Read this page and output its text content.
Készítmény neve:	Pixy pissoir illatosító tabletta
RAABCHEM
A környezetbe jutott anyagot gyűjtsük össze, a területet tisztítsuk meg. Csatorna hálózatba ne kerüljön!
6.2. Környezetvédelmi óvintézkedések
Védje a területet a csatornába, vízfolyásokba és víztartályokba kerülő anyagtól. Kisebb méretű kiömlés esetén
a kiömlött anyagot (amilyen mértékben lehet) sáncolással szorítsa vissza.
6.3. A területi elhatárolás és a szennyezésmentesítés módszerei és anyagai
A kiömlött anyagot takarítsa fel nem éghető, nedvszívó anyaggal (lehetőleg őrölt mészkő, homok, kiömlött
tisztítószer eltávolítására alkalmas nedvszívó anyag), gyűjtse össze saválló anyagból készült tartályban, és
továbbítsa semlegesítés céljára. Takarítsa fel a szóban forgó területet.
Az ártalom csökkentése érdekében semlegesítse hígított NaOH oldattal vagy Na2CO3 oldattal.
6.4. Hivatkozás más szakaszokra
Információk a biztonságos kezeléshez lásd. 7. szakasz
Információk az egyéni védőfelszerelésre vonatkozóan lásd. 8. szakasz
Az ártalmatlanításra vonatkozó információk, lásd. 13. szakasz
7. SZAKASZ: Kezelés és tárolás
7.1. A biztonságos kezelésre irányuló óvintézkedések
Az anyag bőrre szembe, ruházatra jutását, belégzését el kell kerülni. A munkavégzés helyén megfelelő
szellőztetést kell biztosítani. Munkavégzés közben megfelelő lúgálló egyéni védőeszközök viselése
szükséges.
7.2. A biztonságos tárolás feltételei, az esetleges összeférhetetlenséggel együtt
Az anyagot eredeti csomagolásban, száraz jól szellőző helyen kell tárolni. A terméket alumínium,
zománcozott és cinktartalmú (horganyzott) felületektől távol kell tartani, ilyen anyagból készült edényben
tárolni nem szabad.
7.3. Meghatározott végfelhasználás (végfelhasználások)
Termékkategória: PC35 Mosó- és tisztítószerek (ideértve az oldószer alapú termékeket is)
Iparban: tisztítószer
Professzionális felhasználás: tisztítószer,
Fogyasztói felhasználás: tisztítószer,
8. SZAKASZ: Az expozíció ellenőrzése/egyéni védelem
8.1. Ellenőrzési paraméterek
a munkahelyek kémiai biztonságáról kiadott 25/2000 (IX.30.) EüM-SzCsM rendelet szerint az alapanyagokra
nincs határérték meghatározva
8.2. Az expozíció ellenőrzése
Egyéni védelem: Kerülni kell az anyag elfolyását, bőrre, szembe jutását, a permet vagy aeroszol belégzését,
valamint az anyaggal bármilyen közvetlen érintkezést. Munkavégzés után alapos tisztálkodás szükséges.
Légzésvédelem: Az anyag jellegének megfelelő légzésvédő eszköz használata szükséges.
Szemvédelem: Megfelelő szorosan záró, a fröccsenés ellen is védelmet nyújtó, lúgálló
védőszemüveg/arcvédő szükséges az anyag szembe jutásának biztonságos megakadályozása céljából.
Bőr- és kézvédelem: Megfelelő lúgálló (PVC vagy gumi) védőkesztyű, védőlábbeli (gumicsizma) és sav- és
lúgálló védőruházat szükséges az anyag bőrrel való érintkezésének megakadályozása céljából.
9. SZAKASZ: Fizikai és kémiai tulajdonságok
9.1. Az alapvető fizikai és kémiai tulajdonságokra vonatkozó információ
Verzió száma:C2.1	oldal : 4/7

# # # #

### Stated goal
Extract each line from the listing above, please, and repeat it exactly.

### Exercise answer
Read this page and output its text content.
Készítmény neve:	Pixy pissoir illatosító tabletta
RAABCHEM
A környezetbe jutott anyagot gyűjtsük össze, a területet tisztítsuk meg. Csatorna hálózatba ne kerüljön!
6.2. Környezetvédelmi óvintézkedések
Védje a területet a csatornába, vízfolyásokba és víztartályokba kerülő anyagtól. Kisebb méretű kiömlés esetén
a kiömlött anyagot (amilyen mértékben lehet) sáncolással szorítsa vissza.
6.3. A területi elhatárolás és a szennyezésmentesítés módszerei és anyagai
A kiömlött anyagot takarítsa fel nem éghető, nedvszívó anyaggal (lehetőleg őrölt mészkő, homok, kiömlött
tisztítószer eltávolítására alkalmas nedvszívó anyag), gyűjtse össze saválló anyagból készült tartályban, és
továbbítsa semlegesítés céljára. Takarítsa fel a szóban forgó területet.
Az ártalom csökkentése érdekében semlegesítse hígított NaOH oldattal vagy Na2CO3 oldattal.
6.4. Hivatkozás más szakaszokra
Információk a biztonságos kezeléshez lásd. 7. szakasz
Információk az egyéni védőfelszerelésre vonatkozóan lásd. 8. szakasz
Az ártalmatlanításra vonatkozó információk, lásd. 13. szakasz
7. SZAKASZ: Kezelés és tárolás
7.1. A biztonságos kezelésre irányuló óvintézkedések
Az anyag bőrre szembe, ruházatra jutását, belégzését el kell kerülni. A munkavégzés helyén megfelelő
szellőztetést kell biztosítani. Munkavégzés közben megfelelő lúgálló egyéni védőeszközök viselése
szükséges.
7.2. A biztonságos tárolás feltételei, az esetleges összeférhetetlenséggel együtt
Az anyagot eredeti csomagolásban, száraz jól szellőző helyen kell tárolni. A terméket alumínium,
zománcozott és cinktartalmú (horganyzott) felületektől távol kell tartani, ilyen anyagból készült edényben
tárolni nem szabad.
7.3. Meghatározott végfelhasználás (végfelhasználások)
Termékkategória: PC35 Mosó- és tisztítószerek (ideértve az oldószer alapú termékeket is)
Iparban: tisztítószer
Professzionális felhasználás: tisztítószer,
Fogyasztói felhasználás: tisztítószer,
8. SZAKASZ: Az expozíció ellenőrzése/egyéni védelem
8.1. Ellenőrzési paraméterek
a munkahelyek kémiai biztonságáról kiadott 25/2000 (IX.30.) EüM-SzCsM rendelet szerint az alapanyagokra
nincs határérték meghatározva
8.2. Az expozíció ellenőrzése
Egyéni védelem: Kerülni kell az anyag elfolyását, bőrre, szembe jutását, a permet vagy aeroszol belégzését,
valamint az anyaggal bármilyen közvetlen érintkezést. Munkavégzés után alapos tisztálkodás szükséges.
Légzésvédelem: Az anyag jellegének megfelelő légzésvédő eszköz használata szükséges.
Szemvédelem: Megfelelő szorosan záró, a fröccsenés ellen is védelmet nyújtó, lúgálló
védőszemüveg/arcvédő szükséges az anyag szembe jutásának biztonságos megakadályozása céljából.
Bőr- és kézvédelem: Megfelelő lúgálló (PVC vagy gumi) védőkesztyű, védőlábbeli (gumicsizma) és sav- és
lúgálló védőruházat szükséges az anyag bőrrel való érintkezésének megakadályozása céljából.
9. SZAKASZ: Fizikai és kémiai tulajdonságok
9.1. Az alapvető fizikai és kémiai tulajdonságokra vonatkozó információ
Verzió száma:C2.1	oldal : 4/7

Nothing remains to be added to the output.